**PROBLEM STATEMENT**
Rewrite every line of the records below as a numbered list, skipping blank lines and leaving out the pictures.

▼▼▼

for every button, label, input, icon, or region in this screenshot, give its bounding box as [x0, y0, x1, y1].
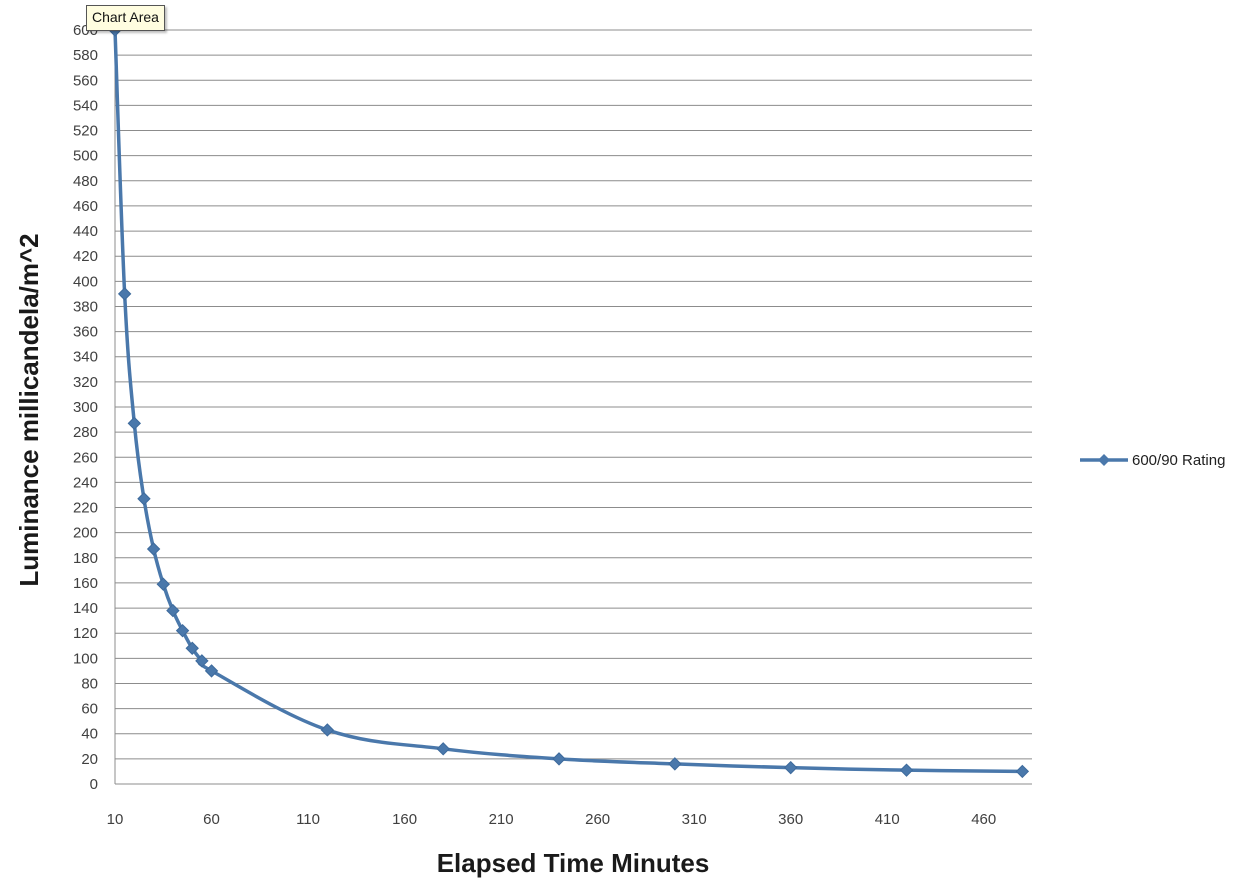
data-point[interactable] [166, 603, 180, 618]
data-point[interactable] [436, 742, 450, 756]
data-point[interactable] [117, 287, 132, 301]
y-tick-label: 40 [81, 726, 98, 743]
y-tick-label: 280 [73, 424, 98, 441]
legend-marker-icon [1098, 454, 1110, 466]
legend-label: 600/90 Rating [1132, 452, 1225, 469]
y-tick-label: 420 [73, 248, 98, 265]
y-tick-label: 500 [73, 148, 98, 165]
data-point[interactable] [783, 760, 798, 775]
y-tick-label: 480 [73, 173, 98, 190]
data-point[interactable] [899, 763, 914, 777]
y-tick-label: 540 [73, 97, 98, 114]
x-tick-label: 10 [107, 811, 124, 828]
y-tick-label: 140 [73, 600, 98, 617]
x-tick-label: 260 [585, 811, 610, 828]
data-point[interactable] [146, 542, 161, 556]
data-point[interactable] [320, 723, 335, 737]
y-tick-label: 320 [73, 374, 98, 391]
y-tick-label: 300 [73, 399, 98, 416]
y-tick-label: 200 [73, 525, 98, 542]
data-point[interactable] [204, 664, 219, 678]
data-point[interactable] [127, 416, 142, 431]
y-tick-label: 20 [81, 751, 98, 768]
x-tick-label: 110 [296, 811, 320, 828]
y-tick-label: 360 [73, 324, 98, 341]
x-tick-label: 460 [971, 811, 996, 828]
y-tick-label: 120 [73, 625, 98, 642]
y-tick-label: 80 [81, 675, 98, 692]
series-line [113, 28, 1025, 774]
y-tick-label: 160 [73, 575, 98, 592]
x-tick-label: 160 [392, 811, 417, 828]
y-tick-label: 440 [73, 223, 98, 240]
y-tick-label: 100 [73, 650, 98, 667]
x-tick-label: 310 [682, 811, 707, 828]
y-tick-label: 560 [73, 72, 98, 89]
y-tick-label: 400 [73, 273, 98, 290]
y-tick-label: 340 [73, 349, 98, 366]
y-axis-title: Luminance millicandela/m^2 [14, 233, 44, 586]
y-tick-label: 380 [73, 298, 98, 315]
y-tick-label: 240 [73, 474, 98, 491]
data-point[interactable] [137, 492, 151, 506]
y-tick-label: 260 [73, 449, 98, 466]
x-axis-title: Elapsed Time Minutes [437, 848, 710, 878]
y-tick-label: 0 [90, 776, 98, 793]
y-tick-label: 220 [73, 500, 98, 517]
data-point[interactable] [175, 623, 190, 638]
data-point[interactable] [668, 757, 682, 771]
y-tick-label: 460 [73, 198, 98, 215]
chart-area-tooltip: Chart Area [86, 5, 165, 31]
data-point[interactable] [195, 654, 209, 668]
data-point[interactable] [185, 641, 199, 655]
data-point[interactable] [1015, 764, 1030, 779]
data-point[interactable] [156, 577, 170, 591]
data-point[interactable] [552, 752, 566, 766]
x-tick-label: 60 [203, 811, 220, 828]
y-tick-label: 580 [73, 47, 98, 64]
x-tick-label: 360 [778, 811, 803, 828]
x-tick-label: 410 [875, 811, 900, 828]
y-tick-label: 520 [73, 123, 98, 140]
y-tick-label: 180 [73, 550, 98, 567]
y-tick-label: 60 [81, 701, 98, 718]
x-tick-label: 210 [489, 811, 514, 828]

▲▲▲

**FINISHED EXERCISE**
1. for every button, label, input, icon, or region in this screenshot, give its bounding box as [x0, y0, x1, y1].
2. data-point[interactable] [166, 603, 180, 618]
3. data-point[interactable] [436, 742, 450, 756]
4. data-point[interactable] [117, 287, 132, 301]
5. y-tick-label: 40 [81, 726, 98, 743]
6. y-tick-label: 280 [73, 424, 98, 441]
7. legend-marker-icon [1098, 454, 1110, 466]
8. legend-label: 600/90 Rating [1132, 452, 1225, 469]
9. y-tick-label: 420 [73, 248, 98, 265]
10. y-tick-label: 500 [73, 148, 98, 165]
11. data-point[interactable] [783, 760, 798, 775]
12. y-tick-label: 480 [73, 173, 98, 190]
13. data-point[interactable] [899, 763, 914, 777]
14. y-tick-label: 540 [73, 97, 98, 114]
15. x-tick-label: 10 [107, 811, 124, 828]
16. y-tick-label: 140 [73, 600, 98, 617]
17. x-tick-label: 260 [585, 811, 610, 828]
18. data-point[interactable] [146, 542, 161, 556]
19. data-point[interactable] [320, 723, 335, 737]
20. y-tick-label: 320 [73, 374, 98, 391]
21. y-tick-label: 300 [73, 399, 98, 416]
22. y-tick-label: 200 [73, 525, 98, 542]
23. data-point[interactable] [204, 664, 219, 678]
24. data-point[interactable] [127, 416, 142, 431]
25. y-tick-label: 20 [81, 751, 98, 768]
26. x-tick-label: 110 [296, 811, 320, 828]
27. y-tick-label: 360 [73, 324, 98, 341]
28. x-tick-label: 460 [971, 811, 996, 828]
29. y-tick-label: 120 [73, 625, 98, 642]
30. y-tick-label: 80 [81, 675, 98, 692]
31. series-line [113, 28, 1025, 774]
32. y-tick-label: 160 [73, 575, 98, 592]
33. x-tick-label: 160 [392, 811, 417, 828]
34. y-tick-label: 440 [73, 223, 98, 240]
35. y-tick-label: 100 [73, 650, 98, 667]
36. x-tick-label: 310 [682, 811, 707, 828]
37. y-tick-label: 560 [73, 72, 98, 89]
38. y-tick-label: 400 [73, 273, 98, 290]
39. y-tick-label: 340 [73, 349, 98, 366]
40. y-axis-title: Luminance millicandela/m^2 [14, 233, 44, 586]
41. y-tick-label: 380 [73, 298, 98, 315]
42. y-tick-label: 240 [73, 474, 98, 491]
43. data-point[interactable] [137, 492, 151, 506]
44. y-tick-label: 260 [73, 449, 98, 466]
45. x-axis-title: Elapsed Time Minutes [437, 848, 710, 878]
46. y-tick-label: 0 [90, 776, 98, 793]
47. y-tick-label: 220 [73, 500, 98, 517]
48. data-point[interactable] [175, 623, 190, 638]
49. data-point[interactable] [668, 757, 682, 771]
50. y-tick-label: 460 [73, 198, 98, 215]
51. chart-area-tooltip: Chart Area [86, 5, 165, 31]
52. data-point[interactable] [195, 654, 209, 668]
53. data-point[interactable] [185, 641, 199, 655]
54. data-point[interactable] [1015, 764, 1030, 779]
55. data-point[interactable] [156, 577, 170, 591]
56. data-point[interactable] [552, 752, 566, 766]
57. x-tick-label: 60 [203, 811, 220, 828]
58. y-tick-label: 580 [73, 47, 98, 64]
59. x-tick-label: 360 [778, 811, 803, 828]
60. x-tick-label: 410 [875, 811, 900, 828]
61. y-tick-label: 520 [73, 123, 98, 140]
62. y-tick-label: 180 [73, 550, 98, 567]
63. y-tick-label: 60 [81, 701, 98, 718]
64. x-tick-label: 210 [489, 811, 514, 828]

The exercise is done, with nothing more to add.